■ Required work
From the entries below, copy exactly the lines from the one that contains "Enumerate this screenshot's" through the one that contains "Convert this screenshot", both included, and only those.

* begin Given entries *

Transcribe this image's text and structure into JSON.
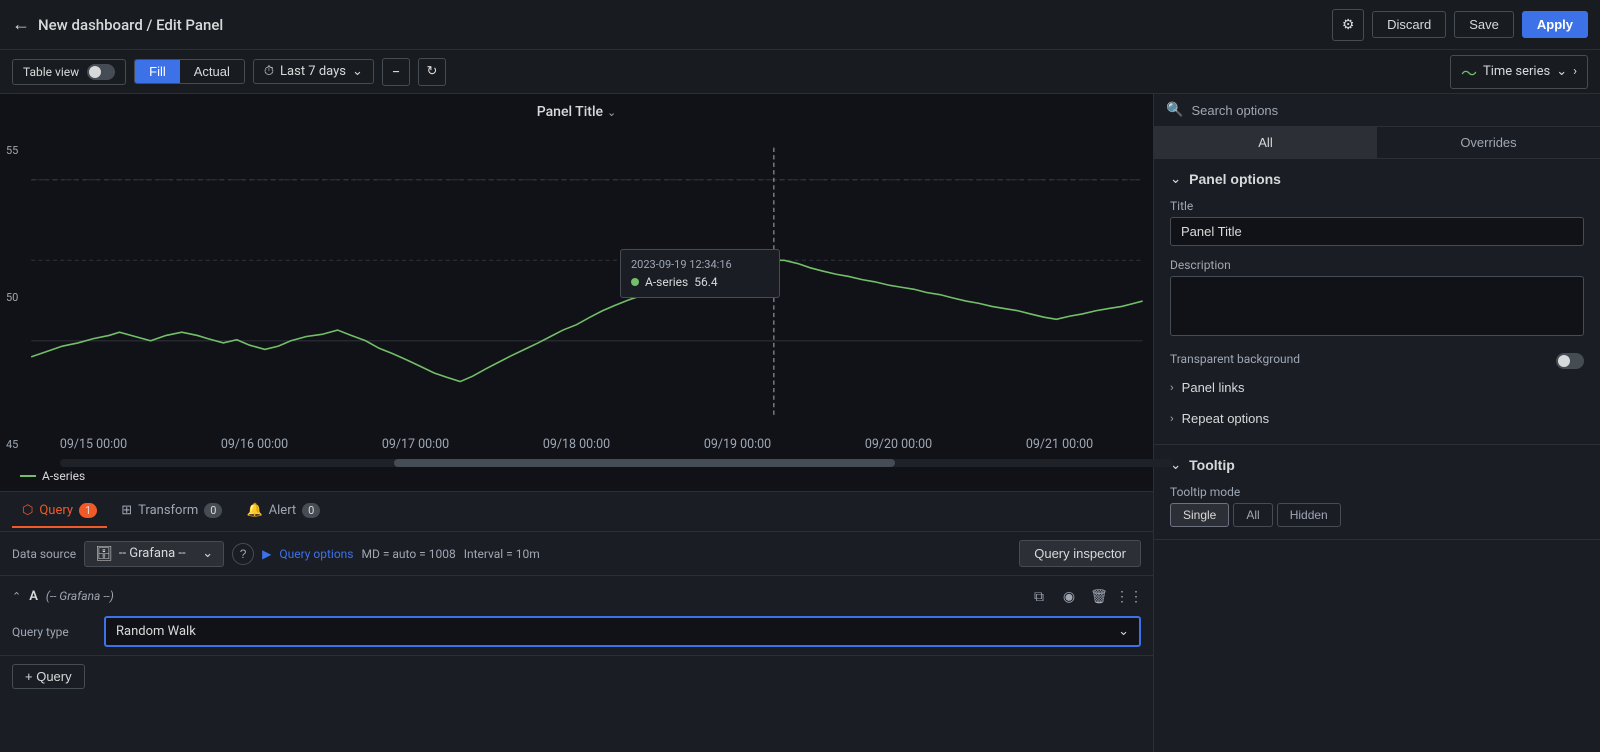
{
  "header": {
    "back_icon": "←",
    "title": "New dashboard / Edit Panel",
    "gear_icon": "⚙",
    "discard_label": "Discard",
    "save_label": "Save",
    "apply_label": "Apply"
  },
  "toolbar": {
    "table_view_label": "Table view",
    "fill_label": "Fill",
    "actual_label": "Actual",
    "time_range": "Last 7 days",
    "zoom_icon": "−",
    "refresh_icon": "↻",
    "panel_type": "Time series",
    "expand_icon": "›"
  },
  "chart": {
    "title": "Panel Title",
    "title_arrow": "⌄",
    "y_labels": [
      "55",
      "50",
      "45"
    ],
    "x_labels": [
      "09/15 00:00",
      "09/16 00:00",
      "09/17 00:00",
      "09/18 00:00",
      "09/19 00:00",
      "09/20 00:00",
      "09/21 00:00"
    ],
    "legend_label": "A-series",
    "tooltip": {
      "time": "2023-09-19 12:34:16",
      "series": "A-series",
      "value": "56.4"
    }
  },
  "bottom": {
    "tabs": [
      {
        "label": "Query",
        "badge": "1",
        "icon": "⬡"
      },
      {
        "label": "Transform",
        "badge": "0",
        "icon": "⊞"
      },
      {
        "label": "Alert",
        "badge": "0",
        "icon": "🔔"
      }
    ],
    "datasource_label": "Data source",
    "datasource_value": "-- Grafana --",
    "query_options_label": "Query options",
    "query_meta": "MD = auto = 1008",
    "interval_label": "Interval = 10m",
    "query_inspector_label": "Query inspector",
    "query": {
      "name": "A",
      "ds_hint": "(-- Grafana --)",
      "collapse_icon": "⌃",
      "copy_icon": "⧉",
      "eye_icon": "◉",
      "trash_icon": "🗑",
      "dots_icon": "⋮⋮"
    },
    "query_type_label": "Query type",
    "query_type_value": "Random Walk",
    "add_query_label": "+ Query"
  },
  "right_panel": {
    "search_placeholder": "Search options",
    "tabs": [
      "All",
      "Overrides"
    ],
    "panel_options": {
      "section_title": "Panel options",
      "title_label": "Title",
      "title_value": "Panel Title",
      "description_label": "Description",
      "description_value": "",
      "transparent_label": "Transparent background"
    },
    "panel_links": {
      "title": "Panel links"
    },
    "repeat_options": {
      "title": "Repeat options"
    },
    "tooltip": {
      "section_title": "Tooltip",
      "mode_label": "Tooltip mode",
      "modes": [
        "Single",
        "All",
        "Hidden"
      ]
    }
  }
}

* end Given entries *
* begin Given entries *

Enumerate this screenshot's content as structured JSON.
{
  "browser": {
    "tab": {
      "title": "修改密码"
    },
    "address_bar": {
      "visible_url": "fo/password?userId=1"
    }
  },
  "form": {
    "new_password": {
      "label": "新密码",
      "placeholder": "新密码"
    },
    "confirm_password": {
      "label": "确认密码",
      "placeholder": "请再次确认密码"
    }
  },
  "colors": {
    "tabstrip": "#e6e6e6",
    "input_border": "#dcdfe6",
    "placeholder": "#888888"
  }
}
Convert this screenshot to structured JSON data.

* end Given entries *

■ Completed task
Enumerate this screenshot's content as structured JSON.
{
  "browser": {
    "tab": {
      "title": "修改密码"
    },
    "address_bar": {
      "visible_url": "fo/password?userId=1"
    }
  },
  "form": {
    "new_password": {
      "label": "新密码",
      "placeholder": "新密码"
    },
    "confirm_password": {
      "label": "确认密码",
      "placeholder": "请再次确认密码"
    }
  },
  "colors": {
    "tabstrip": "#e6e6e6",
    "input_border": "#dcdfe6",
    "placeholder": "#888888"
  }
}
Convert this screenshot to structured JSON data.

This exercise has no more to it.